» **EXERCISE REQUIREMENTS**
Can all of these lines be returned exactly?
● ● ● ● ● ● ●
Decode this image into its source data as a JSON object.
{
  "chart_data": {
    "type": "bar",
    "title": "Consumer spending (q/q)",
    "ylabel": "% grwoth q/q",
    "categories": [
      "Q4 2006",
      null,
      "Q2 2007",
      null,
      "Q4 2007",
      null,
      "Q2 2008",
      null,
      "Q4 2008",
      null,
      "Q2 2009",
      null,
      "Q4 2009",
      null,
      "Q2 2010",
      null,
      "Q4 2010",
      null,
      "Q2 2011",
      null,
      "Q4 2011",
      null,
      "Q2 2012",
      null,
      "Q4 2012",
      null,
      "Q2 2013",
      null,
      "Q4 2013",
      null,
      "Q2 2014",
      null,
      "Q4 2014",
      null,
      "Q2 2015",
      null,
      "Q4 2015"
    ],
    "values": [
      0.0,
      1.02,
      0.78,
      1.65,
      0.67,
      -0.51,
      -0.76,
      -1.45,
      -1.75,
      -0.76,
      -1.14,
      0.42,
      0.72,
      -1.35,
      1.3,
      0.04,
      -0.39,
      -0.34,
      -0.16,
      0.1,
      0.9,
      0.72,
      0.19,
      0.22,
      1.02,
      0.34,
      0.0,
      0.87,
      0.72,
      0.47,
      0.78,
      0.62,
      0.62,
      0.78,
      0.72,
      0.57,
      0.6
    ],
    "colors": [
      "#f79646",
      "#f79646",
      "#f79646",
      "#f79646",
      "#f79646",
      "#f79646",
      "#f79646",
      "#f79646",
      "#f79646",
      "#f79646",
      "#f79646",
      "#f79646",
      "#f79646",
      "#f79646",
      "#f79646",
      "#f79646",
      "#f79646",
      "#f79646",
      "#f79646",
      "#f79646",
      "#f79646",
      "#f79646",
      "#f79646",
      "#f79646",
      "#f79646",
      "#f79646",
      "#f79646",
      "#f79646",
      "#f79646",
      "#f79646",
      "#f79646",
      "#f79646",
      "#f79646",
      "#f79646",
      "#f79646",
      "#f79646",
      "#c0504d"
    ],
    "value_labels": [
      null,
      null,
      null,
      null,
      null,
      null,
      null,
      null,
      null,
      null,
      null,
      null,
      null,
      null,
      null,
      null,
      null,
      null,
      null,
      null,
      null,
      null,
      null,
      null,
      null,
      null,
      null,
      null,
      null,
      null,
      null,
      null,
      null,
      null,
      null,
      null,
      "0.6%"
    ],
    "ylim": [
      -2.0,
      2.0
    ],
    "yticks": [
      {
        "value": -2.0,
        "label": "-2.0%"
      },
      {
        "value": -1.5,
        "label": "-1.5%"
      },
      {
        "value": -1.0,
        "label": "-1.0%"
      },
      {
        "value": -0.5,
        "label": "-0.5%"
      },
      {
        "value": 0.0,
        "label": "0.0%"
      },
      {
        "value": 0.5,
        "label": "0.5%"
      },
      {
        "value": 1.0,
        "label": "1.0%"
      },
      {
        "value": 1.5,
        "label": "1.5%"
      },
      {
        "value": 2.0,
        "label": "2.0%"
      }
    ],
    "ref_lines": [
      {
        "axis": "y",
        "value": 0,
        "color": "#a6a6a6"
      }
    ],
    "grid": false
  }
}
● ● ● ● ● ● ●
» **SOLUTION**
Decode this image into its source data as a JSON object.
{
  "chart_data": {
    "type": "bar",
    "title": "Consumer spending (q/q)",
    "ylabel": "% grwoth q/q",
    "categories": [
      "Q4 2006",
      null,
      "Q2 2007",
      null,
      "Q4 2007",
      null,
      "Q2 2008",
      null,
      "Q4 2008",
      null,
      "Q2 2009",
      null,
      "Q4 2009",
      null,
      "Q2 2010",
      null,
      "Q4 2010",
      null,
      "Q2 2011",
      null,
      "Q4 2011",
      null,
      "Q2 2012",
      null,
      "Q4 2012",
      null,
      "Q2 2013",
      null,
      "Q4 2013",
      null,
      "Q2 2014",
      null,
      "Q4 2014",
      null,
      "Q2 2015",
      null,
      "Q4 2015"
    ],
    "values": [
      0.0,
      1.02,
      0.78,
      1.65,
      0.67,
      -0.51,
      -0.76,
      -1.45,
      -1.75,
      -0.76,
      -1.14,
      0.42,
      0.72,
      -1.35,
      1.3,
      0.04,
      -0.39,
      -0.34,
      -0.16,
      0.1,
      0.9,
      0.72,
      0.19,
      0.22,
      1.02,
      0.34,
      0.0,
      0.87,
      0.72,
      0.47,
      0.78,
      0.62,
      0.62,
      0.78,
      0.72,
      0.57,
      0.6
    ],
    "colors": [
      "#f79646",
      "#f79646",
      "#f79646",
      "#f79646",
      "#f79646",
      "#f79646",
      "#f79646",
      "#f79646",
      "#f79646",
      "#f79646",
      "#f79646",
      "#f79646",
      "#f79646",
      "#f79646",
      "#f79646",
      "#f79646",
      "#f79646",
      "#f79646",
      "#f79646",
      "#f79646",
      "#f79646",
      "#f79646",
      "#f79646",
      "#f79646",
      "#f79646",
      "#f79646",
      "#f79646",
      "#f79646",
      "#f79646",
      "#f79646",
      "#f79646",
      "#f79646",
      "#f79646",
      "#f79646",
      "#f79646",
      "#f79646",
      "#c0504d"
    ],
    "value_labels": [
      null,
      null,
      null,
      null,
      null,
      null,
      null,
      null,
      null,
      null,
      null,
      null,
      null,
      null,
      null,
      null,
      null,
      null,
      null,
      null,
      null,
      null,
      null,
      null,
      null,
      null,
      null,
      null,
      null,
      null,
      null,
      null,
      null,
      null,
      null,
      null,
      "0.6%"
    ],
    "ylim": [
      -2.0,
      2.0
    ],
    "yticks": [
      {
        "value": -2.0,
        "label": "-2.0%"
      },
      {
        "value": -1.5,
        "label": "-1.5%"
      },
      {
        "value": -1.0,
        "label": "-1.0%"
      },
      {
        "value": -0.5,
        "label": "-0.5%"
      },
      {
        "value": 0.0,
        "label": "0.0%"
      },
      {
        "value": 0.5,
        "label": "0.5%"
      },
      {
        "value": 1.0,
        "label": "1.0%"
      },
      {
        "value": 1.5,
        "label": "1.5%"
      },
      {
        "value": 2.0,
        "label": "2.0%"
      }
    ],
    "ref_lines": [
      {
        "axis": "y",
        "value": 0,
        "color": "#a6a6a6"
      }
    ],
    "grid": false
  }
}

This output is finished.